Records for the task.
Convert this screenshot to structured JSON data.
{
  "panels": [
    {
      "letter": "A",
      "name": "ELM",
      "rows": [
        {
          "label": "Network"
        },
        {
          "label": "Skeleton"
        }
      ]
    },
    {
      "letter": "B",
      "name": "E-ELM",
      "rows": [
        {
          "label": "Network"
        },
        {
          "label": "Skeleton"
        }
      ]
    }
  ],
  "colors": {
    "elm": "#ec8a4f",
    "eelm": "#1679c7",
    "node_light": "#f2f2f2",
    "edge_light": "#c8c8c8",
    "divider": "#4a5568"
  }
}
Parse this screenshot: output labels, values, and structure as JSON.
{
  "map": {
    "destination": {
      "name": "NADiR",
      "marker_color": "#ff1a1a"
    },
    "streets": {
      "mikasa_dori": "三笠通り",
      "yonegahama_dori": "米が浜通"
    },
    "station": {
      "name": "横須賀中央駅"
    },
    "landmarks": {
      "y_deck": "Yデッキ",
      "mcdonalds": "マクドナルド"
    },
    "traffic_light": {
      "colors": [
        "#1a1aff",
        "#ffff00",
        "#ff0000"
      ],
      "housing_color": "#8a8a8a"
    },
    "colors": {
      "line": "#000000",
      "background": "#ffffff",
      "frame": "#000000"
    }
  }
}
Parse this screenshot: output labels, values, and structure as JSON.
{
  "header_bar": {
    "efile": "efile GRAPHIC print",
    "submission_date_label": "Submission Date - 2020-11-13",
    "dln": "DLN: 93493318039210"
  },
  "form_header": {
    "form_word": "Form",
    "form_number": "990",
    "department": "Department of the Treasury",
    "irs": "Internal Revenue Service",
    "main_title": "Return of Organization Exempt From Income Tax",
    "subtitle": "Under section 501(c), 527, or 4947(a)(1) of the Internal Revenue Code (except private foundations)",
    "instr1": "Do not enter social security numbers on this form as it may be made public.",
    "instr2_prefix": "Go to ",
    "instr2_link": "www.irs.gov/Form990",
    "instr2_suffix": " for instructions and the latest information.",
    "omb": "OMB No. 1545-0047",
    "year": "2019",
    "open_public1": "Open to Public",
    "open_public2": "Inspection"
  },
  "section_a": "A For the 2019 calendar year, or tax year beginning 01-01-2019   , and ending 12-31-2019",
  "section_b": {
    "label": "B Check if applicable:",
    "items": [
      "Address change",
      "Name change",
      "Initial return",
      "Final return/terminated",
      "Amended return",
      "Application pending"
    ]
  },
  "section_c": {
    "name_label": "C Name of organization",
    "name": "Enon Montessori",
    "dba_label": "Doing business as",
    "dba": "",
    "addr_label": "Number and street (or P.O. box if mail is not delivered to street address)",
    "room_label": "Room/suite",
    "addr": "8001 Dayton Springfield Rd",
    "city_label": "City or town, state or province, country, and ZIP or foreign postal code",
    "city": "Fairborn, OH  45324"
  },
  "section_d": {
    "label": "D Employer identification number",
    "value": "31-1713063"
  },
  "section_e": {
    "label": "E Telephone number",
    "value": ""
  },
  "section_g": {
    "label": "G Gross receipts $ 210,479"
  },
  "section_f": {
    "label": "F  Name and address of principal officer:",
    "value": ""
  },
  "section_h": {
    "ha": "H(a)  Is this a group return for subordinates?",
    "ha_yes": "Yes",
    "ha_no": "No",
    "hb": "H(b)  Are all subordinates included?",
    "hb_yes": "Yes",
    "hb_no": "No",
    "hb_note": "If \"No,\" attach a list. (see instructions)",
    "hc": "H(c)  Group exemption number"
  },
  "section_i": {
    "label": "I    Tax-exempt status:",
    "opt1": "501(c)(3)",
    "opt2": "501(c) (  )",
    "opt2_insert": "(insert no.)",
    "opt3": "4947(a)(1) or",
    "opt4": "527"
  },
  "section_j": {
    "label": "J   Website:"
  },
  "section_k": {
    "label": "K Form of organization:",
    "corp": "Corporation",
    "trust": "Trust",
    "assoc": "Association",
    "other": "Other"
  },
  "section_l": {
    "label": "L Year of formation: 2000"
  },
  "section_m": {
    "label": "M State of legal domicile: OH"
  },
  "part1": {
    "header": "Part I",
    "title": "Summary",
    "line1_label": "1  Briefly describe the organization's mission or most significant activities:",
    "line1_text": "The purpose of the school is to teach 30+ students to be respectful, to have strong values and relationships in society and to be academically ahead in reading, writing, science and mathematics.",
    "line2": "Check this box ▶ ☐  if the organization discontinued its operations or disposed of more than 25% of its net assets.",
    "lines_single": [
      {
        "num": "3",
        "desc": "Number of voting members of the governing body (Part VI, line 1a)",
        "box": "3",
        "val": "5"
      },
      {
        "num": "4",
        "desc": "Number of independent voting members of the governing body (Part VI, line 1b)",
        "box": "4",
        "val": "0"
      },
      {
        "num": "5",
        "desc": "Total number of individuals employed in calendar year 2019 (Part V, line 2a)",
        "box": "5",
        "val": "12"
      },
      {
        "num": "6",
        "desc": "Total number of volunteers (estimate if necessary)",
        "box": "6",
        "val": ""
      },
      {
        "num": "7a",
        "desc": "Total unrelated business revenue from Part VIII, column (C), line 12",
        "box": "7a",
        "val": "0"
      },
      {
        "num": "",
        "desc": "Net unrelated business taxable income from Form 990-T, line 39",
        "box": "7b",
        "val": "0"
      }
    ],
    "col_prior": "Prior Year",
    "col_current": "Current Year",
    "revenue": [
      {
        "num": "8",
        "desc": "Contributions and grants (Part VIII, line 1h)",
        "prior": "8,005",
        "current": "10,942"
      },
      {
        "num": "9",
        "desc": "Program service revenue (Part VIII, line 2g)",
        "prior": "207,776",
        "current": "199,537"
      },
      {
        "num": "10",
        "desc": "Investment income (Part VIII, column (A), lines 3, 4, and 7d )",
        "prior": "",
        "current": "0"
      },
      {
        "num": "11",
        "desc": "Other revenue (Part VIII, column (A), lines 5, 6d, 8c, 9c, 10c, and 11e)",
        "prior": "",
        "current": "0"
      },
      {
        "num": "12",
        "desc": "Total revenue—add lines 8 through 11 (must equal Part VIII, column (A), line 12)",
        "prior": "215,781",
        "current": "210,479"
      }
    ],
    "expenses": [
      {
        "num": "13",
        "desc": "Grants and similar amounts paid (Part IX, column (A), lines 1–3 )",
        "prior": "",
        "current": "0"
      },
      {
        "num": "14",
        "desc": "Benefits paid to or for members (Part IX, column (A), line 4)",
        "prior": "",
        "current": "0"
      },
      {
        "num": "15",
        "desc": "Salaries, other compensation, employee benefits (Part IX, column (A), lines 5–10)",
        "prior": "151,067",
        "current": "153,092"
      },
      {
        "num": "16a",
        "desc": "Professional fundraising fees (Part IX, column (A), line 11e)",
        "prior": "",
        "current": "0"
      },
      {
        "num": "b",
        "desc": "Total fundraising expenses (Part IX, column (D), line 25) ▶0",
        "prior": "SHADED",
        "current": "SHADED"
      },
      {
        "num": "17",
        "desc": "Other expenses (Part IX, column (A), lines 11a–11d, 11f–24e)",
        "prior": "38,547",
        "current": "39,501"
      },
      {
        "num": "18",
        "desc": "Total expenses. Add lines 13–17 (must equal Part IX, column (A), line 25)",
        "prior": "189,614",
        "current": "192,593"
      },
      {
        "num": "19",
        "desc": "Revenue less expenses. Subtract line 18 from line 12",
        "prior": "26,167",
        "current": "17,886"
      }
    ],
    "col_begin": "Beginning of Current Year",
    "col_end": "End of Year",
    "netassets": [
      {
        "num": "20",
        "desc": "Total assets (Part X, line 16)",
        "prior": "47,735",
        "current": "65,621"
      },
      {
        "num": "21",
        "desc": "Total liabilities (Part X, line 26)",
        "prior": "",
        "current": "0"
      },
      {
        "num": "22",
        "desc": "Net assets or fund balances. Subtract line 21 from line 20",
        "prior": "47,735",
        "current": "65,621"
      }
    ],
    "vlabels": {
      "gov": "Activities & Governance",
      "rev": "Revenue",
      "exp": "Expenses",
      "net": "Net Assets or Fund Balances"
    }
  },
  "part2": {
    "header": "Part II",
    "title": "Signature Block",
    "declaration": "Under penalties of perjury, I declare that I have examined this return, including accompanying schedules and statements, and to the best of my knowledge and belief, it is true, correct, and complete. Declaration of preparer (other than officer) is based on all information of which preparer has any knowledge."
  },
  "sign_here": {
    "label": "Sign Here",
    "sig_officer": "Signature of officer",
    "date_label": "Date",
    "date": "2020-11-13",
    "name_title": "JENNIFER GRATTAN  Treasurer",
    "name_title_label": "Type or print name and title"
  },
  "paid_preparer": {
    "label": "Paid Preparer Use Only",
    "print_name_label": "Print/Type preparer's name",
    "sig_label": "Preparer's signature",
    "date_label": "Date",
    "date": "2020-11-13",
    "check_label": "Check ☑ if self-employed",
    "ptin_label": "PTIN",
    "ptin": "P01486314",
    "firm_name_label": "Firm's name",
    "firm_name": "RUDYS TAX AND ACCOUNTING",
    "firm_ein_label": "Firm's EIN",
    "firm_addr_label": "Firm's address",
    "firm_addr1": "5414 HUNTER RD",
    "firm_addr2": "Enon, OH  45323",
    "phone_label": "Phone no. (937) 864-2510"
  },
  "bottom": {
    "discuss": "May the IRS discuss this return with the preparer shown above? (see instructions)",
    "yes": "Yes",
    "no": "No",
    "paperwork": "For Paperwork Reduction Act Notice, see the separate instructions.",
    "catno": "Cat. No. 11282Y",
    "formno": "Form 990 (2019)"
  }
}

Challenge. Pull out all lines containing "subordinates".

Expected answer.
    "ha": "H(a)  Is this a group return for subordinates?",
    "hb": "H(b)  Are all subordinates included?",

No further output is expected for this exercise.